Written tasks:
**A.** List the examples the notes on Locke give of supposedly innate factual or "speculative" knowledge.
**B.** Copy word for word the passage of the notes on Locke from "Locke devoted most" to "perfect geometrical shapes).".

Text:
19.    What is Locke’s principal reason for denying that the idea of God is innate?

 

NOTES ON THE READING

Locke devoted most of Book I of the Essay to a protracted attack on the belief that we have innate knowledge.  The attack is executed under three heads: I.ii attacks the supposition that we have innate factual or “speculative” knowledge (for example, knowledge that God exists and is no deceiver, that the essence of body is extension, or that the mind is distinct from the body); I.iii attacks the supposition that we have innate practical or moral knowledge (for example, the knowledge that suicide is immoral), and I.iv attacks the notion that we have innate ideas (for example, the idea of an all perfect being or of the ideas perfect geometrical shapes).

Locke’s comments on the second of these topics caused a great deal of consternation in certain circles of British society.  In his chapter on innate practical principles Locke drew attention to the variation in ethical customs that is evident to anyone who has “look’d abroad beyond the Smoak of their own Chimneys” (I.iii.2), and appealed to this evidence to undermine the claim that people are born knowing certain ethical principles.  Locke was no relativist.  He believed that ethical propositions have an absolute foundation.  But he also believed that this foundation is not to be found in a little voice of conscience or an innate sense of the natural law.  It is rather to be found in reasoning from the relations we are able to discern between our ideas — reasoning that is no more innate than the reasoning that establishes any other demonstration in geometry or logic or mathematics, but that is much less evident and easy to obtain.  The wide variety of opinion in moral matters is not due to the fact that morals are merely conventional, but rather to the fact that they are so difficult to figure out.  As a consequence, many peoples and cultures have simply gotten them wrong.  To many in Locke’s day, this looked like an attempt to supplant an ethics based on the divinely revealed commandments with a purely secular morality based on rational principles.  The proposal was not one that endeared Locke to partisans of either the puritanical or the “high” church forms of Christianity in England, but it was one of a half dozen features that helped earn his Essay concerning human understanding the status of the bible of enlightened thought in Europe (the others will be discussed in following chapters).

Locke’s general attack on innate principles is drawn from one basic argument.  The argument proceeds by first establishing a kind of reverse onus: it is incumbent on those who believe in innate knowledge to prove there is such a thing.  After all, it is evident that we do have senses and understanding and learn things from sensory experience and from reasoning from sensory experience.  Anyone who wants to go beyond this, and postulate that in addition to reasoning sensory experience we have some special, extra-sensory source of knowledge, is first obliged to tell us why sensory experience and reasoning from sensory experience are not alone adequate to give us all the knowledge we have.

Items stored from a collection:

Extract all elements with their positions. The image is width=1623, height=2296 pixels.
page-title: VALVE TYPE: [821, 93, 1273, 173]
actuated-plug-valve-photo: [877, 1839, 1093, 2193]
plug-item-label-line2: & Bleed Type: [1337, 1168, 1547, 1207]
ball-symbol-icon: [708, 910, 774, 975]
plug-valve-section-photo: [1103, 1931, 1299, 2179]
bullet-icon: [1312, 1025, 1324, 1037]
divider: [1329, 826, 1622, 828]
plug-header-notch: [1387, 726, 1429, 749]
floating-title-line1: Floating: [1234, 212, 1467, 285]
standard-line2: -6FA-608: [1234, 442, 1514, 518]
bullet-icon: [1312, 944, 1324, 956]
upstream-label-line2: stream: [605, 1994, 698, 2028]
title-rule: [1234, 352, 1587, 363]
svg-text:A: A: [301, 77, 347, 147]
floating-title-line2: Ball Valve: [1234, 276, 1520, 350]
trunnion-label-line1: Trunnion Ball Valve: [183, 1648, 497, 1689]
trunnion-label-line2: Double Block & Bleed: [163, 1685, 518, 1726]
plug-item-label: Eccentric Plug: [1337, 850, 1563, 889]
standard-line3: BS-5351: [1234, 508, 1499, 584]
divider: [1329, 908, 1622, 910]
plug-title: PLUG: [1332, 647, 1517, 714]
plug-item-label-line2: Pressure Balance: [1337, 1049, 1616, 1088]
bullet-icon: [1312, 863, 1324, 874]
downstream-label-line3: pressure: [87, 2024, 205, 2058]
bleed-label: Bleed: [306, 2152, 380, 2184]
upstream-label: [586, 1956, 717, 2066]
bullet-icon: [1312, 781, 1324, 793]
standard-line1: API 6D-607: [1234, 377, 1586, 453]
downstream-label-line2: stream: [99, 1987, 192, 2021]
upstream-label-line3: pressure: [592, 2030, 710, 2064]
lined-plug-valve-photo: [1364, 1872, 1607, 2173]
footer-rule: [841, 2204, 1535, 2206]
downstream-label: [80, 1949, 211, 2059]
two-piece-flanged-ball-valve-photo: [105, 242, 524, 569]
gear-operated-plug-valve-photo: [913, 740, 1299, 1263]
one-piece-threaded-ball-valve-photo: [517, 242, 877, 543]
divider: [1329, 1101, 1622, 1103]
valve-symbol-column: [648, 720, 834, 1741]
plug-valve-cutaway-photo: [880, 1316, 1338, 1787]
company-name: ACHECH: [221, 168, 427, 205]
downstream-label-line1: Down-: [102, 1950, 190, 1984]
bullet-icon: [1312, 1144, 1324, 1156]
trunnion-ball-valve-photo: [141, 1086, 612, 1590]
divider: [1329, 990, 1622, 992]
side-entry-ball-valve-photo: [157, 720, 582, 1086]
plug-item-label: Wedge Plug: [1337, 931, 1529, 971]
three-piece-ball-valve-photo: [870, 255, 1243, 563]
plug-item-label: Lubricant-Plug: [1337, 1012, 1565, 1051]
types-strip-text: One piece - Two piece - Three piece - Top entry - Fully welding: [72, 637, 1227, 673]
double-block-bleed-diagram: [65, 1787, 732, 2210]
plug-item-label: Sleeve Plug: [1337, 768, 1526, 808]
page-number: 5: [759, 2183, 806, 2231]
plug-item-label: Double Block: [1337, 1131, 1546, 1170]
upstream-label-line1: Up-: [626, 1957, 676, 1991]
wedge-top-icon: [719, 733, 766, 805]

Set of answers:
**A.**
- That God exists and is no deceiver
- That the essence of body is extension
- That the mind is distinct from the body

**B.**
Locke devoted most of Book I of the Essay to a protracted attack on the belief that we have innate knowledge.  The attack is executed under three heads: I.ii attacks the supposition that we have innate factual or “speculative” knowledge (for example, knowledge that God exists and is no deceiver, that the essence of body is extension, or that the mind is distinct from the body); I.iii attacks the supposition that we have innate practical or moral knowledge (for example, the knowledge that suicide is immoral), and I.iv attacks the notion that we have innate ideas (for example, the idea of an all perfect being or of the ideas perfect geometrical shapes).